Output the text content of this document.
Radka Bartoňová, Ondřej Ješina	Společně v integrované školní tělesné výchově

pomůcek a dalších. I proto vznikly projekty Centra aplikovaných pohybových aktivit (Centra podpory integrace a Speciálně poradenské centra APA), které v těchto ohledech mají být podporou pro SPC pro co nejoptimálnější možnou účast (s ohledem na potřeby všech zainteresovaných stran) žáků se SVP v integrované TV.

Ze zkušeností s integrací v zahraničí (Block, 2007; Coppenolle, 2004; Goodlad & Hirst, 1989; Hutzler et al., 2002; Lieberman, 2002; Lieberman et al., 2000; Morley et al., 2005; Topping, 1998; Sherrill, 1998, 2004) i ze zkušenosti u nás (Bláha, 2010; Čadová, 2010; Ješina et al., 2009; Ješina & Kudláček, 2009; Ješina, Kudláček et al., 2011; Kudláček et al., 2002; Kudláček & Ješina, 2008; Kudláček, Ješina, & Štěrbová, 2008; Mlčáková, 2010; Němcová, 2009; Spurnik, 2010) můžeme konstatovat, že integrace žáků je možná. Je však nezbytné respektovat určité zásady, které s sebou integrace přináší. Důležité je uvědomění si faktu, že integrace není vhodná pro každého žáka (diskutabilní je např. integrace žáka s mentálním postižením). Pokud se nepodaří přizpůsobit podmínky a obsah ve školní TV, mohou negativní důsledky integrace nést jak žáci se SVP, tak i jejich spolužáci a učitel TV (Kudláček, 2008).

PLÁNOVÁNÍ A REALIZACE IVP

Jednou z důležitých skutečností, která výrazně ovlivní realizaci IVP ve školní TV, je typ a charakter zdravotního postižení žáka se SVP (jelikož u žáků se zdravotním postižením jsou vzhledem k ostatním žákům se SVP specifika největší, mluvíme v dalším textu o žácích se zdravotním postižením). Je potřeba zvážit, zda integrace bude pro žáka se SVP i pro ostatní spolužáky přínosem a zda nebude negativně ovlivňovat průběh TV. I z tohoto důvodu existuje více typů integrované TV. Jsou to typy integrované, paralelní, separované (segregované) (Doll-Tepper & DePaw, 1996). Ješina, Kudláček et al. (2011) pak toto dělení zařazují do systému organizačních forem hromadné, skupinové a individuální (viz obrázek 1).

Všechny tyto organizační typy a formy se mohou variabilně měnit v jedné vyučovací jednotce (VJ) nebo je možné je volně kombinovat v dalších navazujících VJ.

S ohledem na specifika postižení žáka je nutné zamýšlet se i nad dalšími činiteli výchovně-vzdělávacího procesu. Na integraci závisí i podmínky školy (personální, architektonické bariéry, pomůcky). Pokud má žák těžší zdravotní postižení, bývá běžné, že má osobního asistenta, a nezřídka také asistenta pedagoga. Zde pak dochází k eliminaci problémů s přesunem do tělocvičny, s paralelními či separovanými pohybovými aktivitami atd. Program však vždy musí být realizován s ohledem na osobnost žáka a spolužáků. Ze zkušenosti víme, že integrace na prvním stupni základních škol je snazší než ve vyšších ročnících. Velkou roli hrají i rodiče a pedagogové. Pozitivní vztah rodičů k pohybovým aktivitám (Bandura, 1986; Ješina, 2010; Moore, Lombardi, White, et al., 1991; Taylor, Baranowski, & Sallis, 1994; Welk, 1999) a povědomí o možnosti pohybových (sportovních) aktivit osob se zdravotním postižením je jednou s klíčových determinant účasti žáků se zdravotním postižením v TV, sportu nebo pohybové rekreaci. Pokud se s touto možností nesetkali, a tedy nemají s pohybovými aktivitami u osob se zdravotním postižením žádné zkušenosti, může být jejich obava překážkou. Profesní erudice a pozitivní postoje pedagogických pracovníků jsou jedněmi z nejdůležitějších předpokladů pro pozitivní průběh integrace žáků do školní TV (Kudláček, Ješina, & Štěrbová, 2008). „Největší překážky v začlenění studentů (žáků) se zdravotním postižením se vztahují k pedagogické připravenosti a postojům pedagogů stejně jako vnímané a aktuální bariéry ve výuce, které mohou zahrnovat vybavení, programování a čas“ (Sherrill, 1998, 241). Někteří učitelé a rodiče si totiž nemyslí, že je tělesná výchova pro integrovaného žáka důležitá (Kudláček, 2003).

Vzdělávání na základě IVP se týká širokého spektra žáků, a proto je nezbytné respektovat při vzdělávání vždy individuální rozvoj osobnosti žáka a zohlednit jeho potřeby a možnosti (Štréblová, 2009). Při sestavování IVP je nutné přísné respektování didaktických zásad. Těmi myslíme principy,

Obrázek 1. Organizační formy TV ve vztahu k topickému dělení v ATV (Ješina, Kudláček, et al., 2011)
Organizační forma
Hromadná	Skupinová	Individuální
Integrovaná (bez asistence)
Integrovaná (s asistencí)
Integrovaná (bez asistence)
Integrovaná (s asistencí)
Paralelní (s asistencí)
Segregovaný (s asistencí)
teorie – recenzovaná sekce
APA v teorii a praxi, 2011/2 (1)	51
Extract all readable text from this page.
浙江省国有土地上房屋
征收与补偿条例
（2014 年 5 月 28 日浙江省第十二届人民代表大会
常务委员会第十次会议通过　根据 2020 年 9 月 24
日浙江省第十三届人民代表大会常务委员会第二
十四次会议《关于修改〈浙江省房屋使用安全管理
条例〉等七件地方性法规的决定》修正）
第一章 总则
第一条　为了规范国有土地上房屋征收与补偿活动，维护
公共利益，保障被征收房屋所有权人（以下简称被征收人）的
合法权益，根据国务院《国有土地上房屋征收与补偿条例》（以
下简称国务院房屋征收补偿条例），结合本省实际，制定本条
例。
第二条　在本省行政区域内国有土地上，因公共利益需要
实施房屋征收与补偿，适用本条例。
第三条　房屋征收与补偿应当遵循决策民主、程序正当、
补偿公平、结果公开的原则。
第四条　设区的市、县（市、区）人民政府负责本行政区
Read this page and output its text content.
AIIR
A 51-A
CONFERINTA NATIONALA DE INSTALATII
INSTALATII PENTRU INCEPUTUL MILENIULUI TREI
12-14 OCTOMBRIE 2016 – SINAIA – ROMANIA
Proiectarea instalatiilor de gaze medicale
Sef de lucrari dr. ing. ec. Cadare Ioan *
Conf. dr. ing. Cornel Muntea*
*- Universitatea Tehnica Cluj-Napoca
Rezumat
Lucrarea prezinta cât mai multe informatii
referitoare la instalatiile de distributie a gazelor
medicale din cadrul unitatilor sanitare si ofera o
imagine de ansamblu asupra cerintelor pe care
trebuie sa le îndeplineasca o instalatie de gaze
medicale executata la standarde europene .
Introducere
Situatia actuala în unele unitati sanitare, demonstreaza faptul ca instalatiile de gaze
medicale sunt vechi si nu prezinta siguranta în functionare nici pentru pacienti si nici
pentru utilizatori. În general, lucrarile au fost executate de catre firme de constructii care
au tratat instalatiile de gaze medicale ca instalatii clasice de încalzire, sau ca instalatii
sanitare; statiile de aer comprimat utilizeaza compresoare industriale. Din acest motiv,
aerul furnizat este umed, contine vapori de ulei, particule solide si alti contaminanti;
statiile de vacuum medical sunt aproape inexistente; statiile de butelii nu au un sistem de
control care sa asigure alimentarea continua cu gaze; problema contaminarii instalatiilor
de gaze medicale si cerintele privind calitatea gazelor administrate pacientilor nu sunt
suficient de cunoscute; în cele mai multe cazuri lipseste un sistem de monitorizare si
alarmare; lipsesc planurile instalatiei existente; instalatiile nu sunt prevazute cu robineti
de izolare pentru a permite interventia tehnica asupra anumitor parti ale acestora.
※
Problem to solve:
Using the listing above, show each line holding the string "instalatiilor".

Solution to this problem:
Proiectarea instalatiilor de gaze medicale
control care sa asigure alimentarea continua cu gaze; problema contaminarii instalatiilor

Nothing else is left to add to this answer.